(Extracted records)
— BEGIN —

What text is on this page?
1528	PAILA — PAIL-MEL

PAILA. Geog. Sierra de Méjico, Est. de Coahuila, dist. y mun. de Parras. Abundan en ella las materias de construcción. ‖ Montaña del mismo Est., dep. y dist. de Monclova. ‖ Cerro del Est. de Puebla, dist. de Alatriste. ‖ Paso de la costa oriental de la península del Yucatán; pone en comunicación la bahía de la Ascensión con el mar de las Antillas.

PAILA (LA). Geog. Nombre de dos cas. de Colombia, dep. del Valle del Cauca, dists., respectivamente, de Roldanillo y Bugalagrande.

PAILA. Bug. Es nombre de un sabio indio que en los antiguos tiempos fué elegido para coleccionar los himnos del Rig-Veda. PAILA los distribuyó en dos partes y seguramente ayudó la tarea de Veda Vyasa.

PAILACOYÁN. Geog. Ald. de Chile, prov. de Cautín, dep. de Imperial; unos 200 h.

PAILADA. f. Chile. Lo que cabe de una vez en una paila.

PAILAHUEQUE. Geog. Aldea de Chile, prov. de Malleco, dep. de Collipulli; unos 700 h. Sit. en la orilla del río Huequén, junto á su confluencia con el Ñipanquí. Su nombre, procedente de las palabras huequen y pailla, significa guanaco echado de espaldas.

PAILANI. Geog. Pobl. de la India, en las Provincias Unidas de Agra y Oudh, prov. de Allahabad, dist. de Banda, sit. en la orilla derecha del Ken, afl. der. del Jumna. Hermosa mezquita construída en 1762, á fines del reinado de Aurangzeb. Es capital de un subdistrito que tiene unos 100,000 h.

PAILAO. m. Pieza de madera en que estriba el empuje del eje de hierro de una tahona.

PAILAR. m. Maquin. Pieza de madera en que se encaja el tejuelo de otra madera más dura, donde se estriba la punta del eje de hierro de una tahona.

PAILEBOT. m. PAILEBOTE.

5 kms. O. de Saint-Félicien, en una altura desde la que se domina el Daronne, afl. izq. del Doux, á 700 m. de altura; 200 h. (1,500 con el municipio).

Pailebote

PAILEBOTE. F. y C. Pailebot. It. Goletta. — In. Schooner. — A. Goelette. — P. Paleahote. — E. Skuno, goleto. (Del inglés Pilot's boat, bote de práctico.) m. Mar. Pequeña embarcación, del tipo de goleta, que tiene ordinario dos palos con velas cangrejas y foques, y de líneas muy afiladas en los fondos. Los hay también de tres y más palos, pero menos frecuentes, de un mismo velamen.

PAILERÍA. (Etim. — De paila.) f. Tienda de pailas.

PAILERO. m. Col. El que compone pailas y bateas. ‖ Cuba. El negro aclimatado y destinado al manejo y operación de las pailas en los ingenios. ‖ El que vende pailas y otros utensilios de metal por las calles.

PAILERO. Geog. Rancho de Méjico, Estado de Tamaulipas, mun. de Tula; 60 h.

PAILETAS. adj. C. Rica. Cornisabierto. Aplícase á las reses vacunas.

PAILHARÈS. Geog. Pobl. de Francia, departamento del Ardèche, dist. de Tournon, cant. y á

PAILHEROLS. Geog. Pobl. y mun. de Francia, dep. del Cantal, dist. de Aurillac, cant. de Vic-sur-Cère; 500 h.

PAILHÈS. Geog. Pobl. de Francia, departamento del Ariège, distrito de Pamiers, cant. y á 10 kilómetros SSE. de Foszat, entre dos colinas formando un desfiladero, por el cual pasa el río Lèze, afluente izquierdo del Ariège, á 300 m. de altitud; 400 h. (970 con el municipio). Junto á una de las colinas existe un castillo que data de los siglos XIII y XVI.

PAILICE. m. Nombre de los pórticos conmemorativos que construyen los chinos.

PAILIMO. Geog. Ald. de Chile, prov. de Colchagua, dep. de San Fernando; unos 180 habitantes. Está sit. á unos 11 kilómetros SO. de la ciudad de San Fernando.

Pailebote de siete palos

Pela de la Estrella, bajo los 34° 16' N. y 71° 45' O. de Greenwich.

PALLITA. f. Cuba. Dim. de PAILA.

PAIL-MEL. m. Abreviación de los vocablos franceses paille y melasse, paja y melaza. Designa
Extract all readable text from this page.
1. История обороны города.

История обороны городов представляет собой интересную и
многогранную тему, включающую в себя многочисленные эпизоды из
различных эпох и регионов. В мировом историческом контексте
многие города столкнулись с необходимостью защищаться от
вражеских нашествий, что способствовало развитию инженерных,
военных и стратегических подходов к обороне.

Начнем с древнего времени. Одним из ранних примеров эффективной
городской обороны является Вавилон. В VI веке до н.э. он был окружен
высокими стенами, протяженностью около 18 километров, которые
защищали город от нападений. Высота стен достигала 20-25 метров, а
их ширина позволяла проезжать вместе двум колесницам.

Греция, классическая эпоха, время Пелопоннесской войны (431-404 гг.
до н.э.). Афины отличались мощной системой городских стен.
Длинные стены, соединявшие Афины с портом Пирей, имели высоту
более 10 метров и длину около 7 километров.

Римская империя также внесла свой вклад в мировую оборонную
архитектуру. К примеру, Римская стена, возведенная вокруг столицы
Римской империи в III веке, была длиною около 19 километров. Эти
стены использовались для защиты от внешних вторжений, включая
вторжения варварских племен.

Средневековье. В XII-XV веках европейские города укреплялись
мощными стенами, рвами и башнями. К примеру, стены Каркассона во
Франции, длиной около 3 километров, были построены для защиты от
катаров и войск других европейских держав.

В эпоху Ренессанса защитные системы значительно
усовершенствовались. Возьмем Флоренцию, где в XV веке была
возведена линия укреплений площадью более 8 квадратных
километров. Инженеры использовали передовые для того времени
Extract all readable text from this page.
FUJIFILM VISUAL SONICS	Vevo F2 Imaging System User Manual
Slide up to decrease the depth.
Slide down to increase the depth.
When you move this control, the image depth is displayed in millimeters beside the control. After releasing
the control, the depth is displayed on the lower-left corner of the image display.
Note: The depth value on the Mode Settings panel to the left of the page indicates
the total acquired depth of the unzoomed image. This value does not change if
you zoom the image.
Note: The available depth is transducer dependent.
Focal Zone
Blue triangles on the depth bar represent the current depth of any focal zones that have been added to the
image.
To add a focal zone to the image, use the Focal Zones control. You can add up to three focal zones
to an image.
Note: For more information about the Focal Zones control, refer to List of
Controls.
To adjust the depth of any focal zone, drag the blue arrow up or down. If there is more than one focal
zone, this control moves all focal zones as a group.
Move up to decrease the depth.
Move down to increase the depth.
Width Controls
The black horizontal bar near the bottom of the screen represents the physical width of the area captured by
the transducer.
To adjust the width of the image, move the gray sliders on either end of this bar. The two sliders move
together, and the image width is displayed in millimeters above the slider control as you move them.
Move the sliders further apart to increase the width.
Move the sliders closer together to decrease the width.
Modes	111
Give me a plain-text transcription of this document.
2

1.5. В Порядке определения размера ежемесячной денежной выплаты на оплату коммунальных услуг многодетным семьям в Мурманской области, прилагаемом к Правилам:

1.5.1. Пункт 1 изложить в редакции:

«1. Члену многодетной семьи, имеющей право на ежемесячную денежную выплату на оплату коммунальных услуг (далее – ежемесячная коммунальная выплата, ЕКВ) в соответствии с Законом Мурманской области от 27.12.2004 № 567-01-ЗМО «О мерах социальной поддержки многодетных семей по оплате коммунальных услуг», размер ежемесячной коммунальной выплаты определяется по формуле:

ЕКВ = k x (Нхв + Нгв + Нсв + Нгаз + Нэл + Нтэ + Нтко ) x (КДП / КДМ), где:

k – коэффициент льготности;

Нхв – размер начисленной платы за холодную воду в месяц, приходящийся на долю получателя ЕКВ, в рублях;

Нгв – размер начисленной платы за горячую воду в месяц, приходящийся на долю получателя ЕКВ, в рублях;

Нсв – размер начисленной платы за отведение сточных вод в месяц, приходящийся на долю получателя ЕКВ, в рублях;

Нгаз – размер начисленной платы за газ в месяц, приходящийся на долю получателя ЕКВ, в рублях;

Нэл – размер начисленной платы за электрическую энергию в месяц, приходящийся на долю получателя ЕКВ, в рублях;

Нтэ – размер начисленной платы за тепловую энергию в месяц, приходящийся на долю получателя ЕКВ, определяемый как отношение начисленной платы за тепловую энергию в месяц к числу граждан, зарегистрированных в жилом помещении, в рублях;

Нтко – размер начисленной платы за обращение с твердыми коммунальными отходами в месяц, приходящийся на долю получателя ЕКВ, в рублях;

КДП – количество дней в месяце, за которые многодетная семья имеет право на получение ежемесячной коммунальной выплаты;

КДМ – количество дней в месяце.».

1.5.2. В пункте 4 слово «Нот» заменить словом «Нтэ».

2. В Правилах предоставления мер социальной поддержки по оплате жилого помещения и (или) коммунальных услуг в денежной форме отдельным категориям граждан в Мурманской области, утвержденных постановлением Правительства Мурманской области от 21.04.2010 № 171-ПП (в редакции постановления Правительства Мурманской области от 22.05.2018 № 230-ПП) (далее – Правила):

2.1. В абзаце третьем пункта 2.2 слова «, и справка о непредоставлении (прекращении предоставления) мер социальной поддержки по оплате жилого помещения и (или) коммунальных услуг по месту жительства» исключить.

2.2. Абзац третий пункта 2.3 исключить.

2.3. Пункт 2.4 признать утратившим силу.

— END —

WHAT THIS TASK INVOLVES ▸ Look above for every line with the word "энергию" and copy it.

RESPONSE ▸
Нэл – размер начисленной платы за электрическую энергию в месяц, приходящийся на долю получателя ЕКВ, в рублях;
Нтэ – размер начисленной платы за тепловую энергию в месяц, приходящийся на долю получателя ЕКВ, определяемый как отношение начисленной платы за тепловую энергию в месяц к числу граждан, зарегистрированных в жилом помещении, в рублях;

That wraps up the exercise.